Stated exercise = Locate every line in the data below that contains the string "Home" and copy each one out. Case counts, so only matches with the same capital and small letters qualify.

Data section =
______________________________

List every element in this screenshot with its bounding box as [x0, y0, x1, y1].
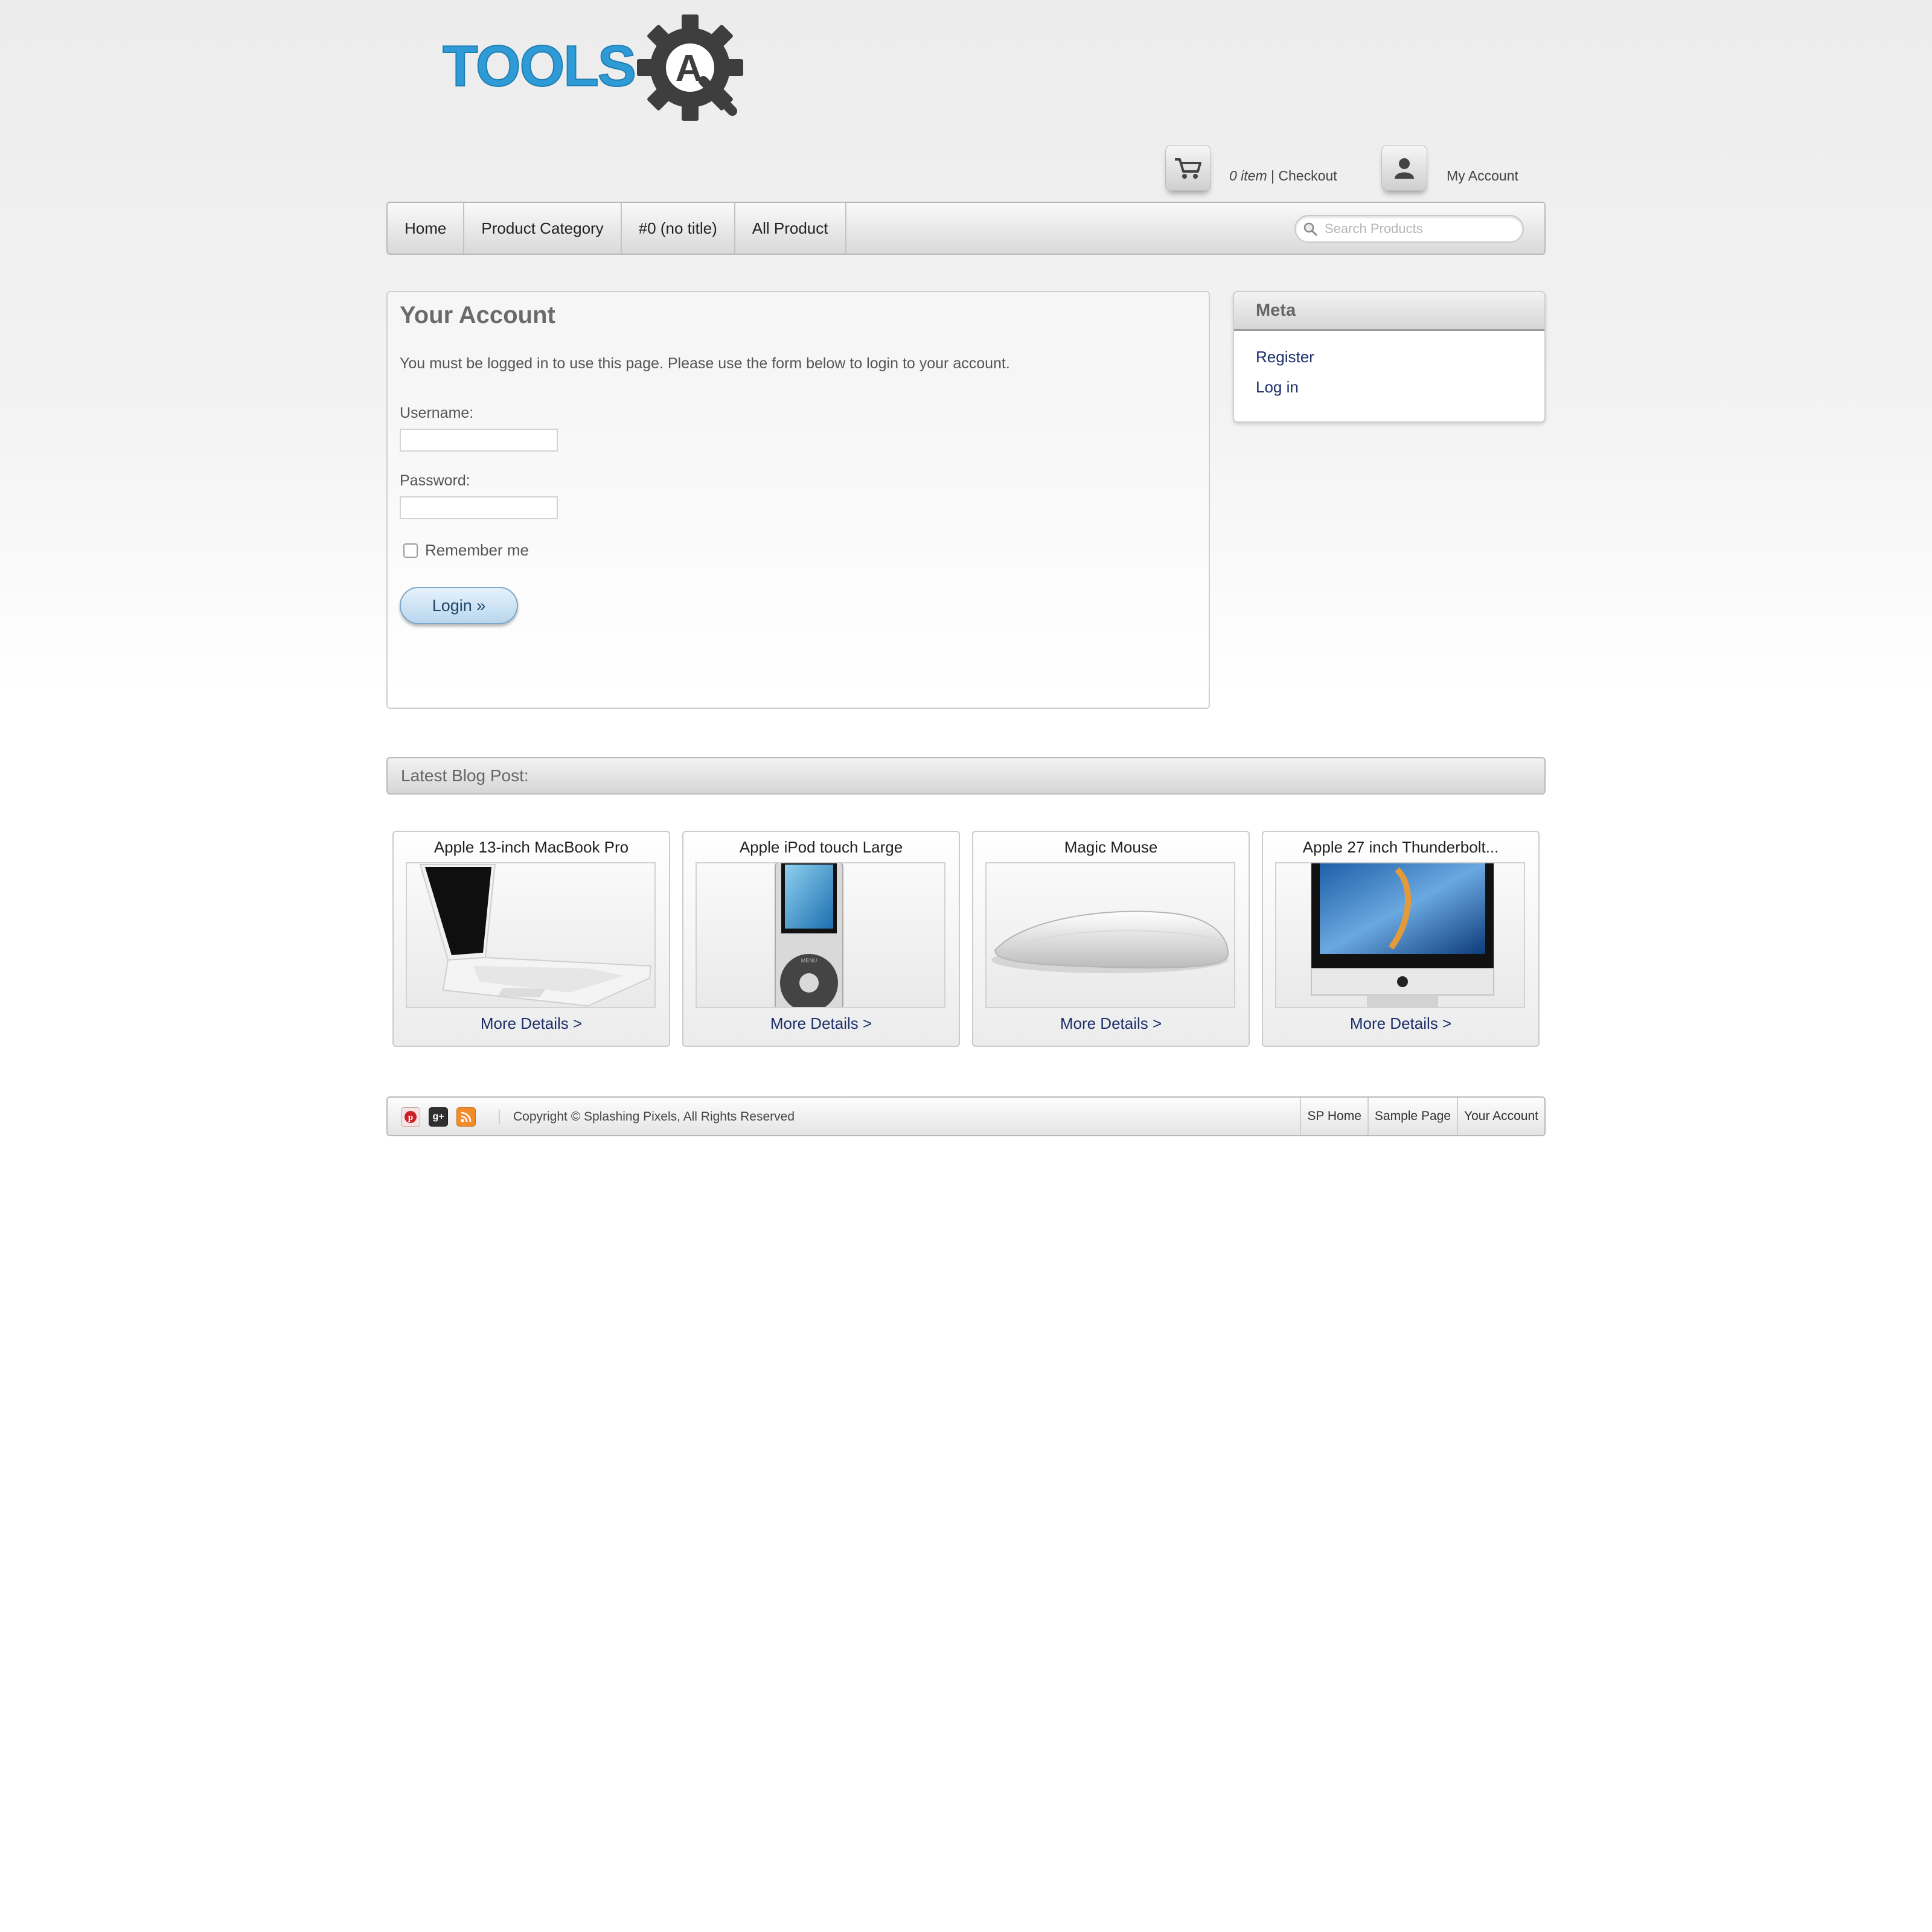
more-details-link[interactable]: More Details >	[394, 1014, 669, 1033]
product-card[interactable]: Magic Mouse More Details >	[972, 831, 1250, 1047]
password-field[interactable]	[400, 496, 558, 519]
google-plus-icon[interactable]: g+	[429, 1107, 448, 1127]
copyright-text: Copyright © Splashing Pixels, All Rights…	[513, 1110, 795, 1124]
footer-links: SP Home Sample Page Your Account	[1300, 1098, 1544, 1135]
product-image-frame[interactable]	[985, 862, 1235, 1008]
product-title[interactable]: Magic Mouse	[973, 838, 1249, 857]
footer-link-sample-page[interactable]: Sample Page	[1367, 1098, 1457, 1135]
nav-item-no-title[interactable]: #0 (no title)	[622, 203, 735, 254]
pinterest-icon[interactable]: p	[401, 1107, 420, 1127]
username-label: Username:	[400, 405, 474, 421]
nav-item-product-category[interactable]: Product Category	[464, 203, 622, 254]
footer-divider	[499, 1110, 500, 1124]
log-in-link[interactable]: Log in	[1256, 378, 1299, 397]
nav-item-home[interactable]: Home	[388, 203, 465, 254]
footer-link-sp-home[interactable]: SP Home	[1300, 1098, 1367, 1135]
logo-emblem-letter: A	[676, 48, 703, 89]
cart-summary[interactable]: 0 item | Checkout	[1229, 168, 1337, 184]
username-field[interactable]	[400, 429, 558, 452]
svg-text:MENU: MENU	[801, 958, 817, 964]
login-button[interactable]: Login »	[400, 587, 518, 624]
account-button[interactable]	[1381, 145, 1427, 191]
product-card[interactable]: Apple iPod touch Large MENU More Details…	[682, 831, 960, 1047]
nav-item-all-product[interactable]: All Product	[735, 203, 846, 254]
product-image-frame[interactable]	[1275, 862, 1525, 1008]
product-title[interactable]: Apple 13-inch MacBook Pro	[394, 838, 669, 857]
meta-widget: Meta Register Log in	[1233, 291, 1546, 423]
page-title: Your Account	[400, 302, 555, 328]
product-card[interactable]: Apple 13-inch MacBook Pro More Details >	[392, 831, 670, 1047]
site-footer: p g+ Copyright © Splashing Pixels, All R…	[386, 1096, 1546, 1136]
register-link[interactable]: Register	[1256, 348, 1314, 366]
gear-icon: A	[637, 14, 743, 121]
password-label: Password:	[400, 472, 470, 489]
product-title[interactable]: Apple iPod touch Large	[683, 838, 959, 857]
mouse-image	[991, 910, 1229, 973]
product-image-frame[interactable]	[406, 862, 656, 1008]
monitor-image	[1311, 863, 1494, 1007]
latest-blog-post-header: Latest Blog Post:	[386, 757, 1546, 795]
remember-me-checkbox[interactable]	[403, 543, 418, 558]
cart-button[interactable]	[1165, 145, 1211, 191]
main-navigation: Home Product Category #0 (no title) All …	[386, 202, 1546, 255]
user-icon	[1395, 158, 1414, 179]
cart-icon	[1175, 158, 1201, 179]
meta-title: Meta	[1234, 292, 1544, 331]
more-details-link[interactable]: More Details >	[973, 1014, 1249, 1033]
account-panel: Your Account You must be logged in to us…	[386, 291, 1210, 709]
cart-count: 0 item	[1229, 168, 1267, 184]
laptop-image	[419, 864, 652, 1007]
logo-text: TOOLS	[443, 34, 635, 98]
ipod-image: MENU	[775, 863, 843, 1007]
site-logo[interactable]: TOOLS A	[443, 12, 744, 121]
my-account-link[interactable]: My Account	[1447, 168, 1518, 184]
product-title[interactable]: Apple 27 inch Thunderbolt...	[1263, 838, 1538, 857]
remember-me-label[interactable]: Remember me	[425, 541, 529, 560]
more-details-link[interactable]: More Details >	[683, 1014, 959, 1033]
rss-icon[interactable]	[456, 1107, 476, 1127]
product-image-frame[interactable]: MENU	[696, 862, 945, 1008]
search-box[interactable]	[1294, 215, 1524, 243]
product-card[interactable]: Apple 27 inch Thunderbolt... More Detail…	[1262, 831, 1540, 1047]
svg-text:p: p	[408, 1113, 413, 1122]
footer-link-your-account[interactable]: Your Account	[1457, 1098, 1544, 1135]
more-details-link[interactable]: More Details >	[1263, 1014, 1538, 1033]
search-icon	[1303, 222, 1317, 236]
checkout-link[interactable]: Checkout	[1278, 168, 1337, 184]
search-input[interactable]	[1323, 220, 1517, 237]
login-required-message: You must be logged in to use this page. …	[400, 355, 1010, 372]
cart-separator: |	[1267, 168, 1279, 184]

______________________________

Output =
footer-links: SP Home Sample Page Your Account	[1300, 1098, 1544, 1135]
nav-item-home[interactable]: Home	[388, 203, 465, 254]
footer-link-sp-home[interactable]: SP Home	[1300, 1098, 1367, 1135]
main-navigation: Home Product Category #0 (no title) All …	[386, 202, 1546, 255]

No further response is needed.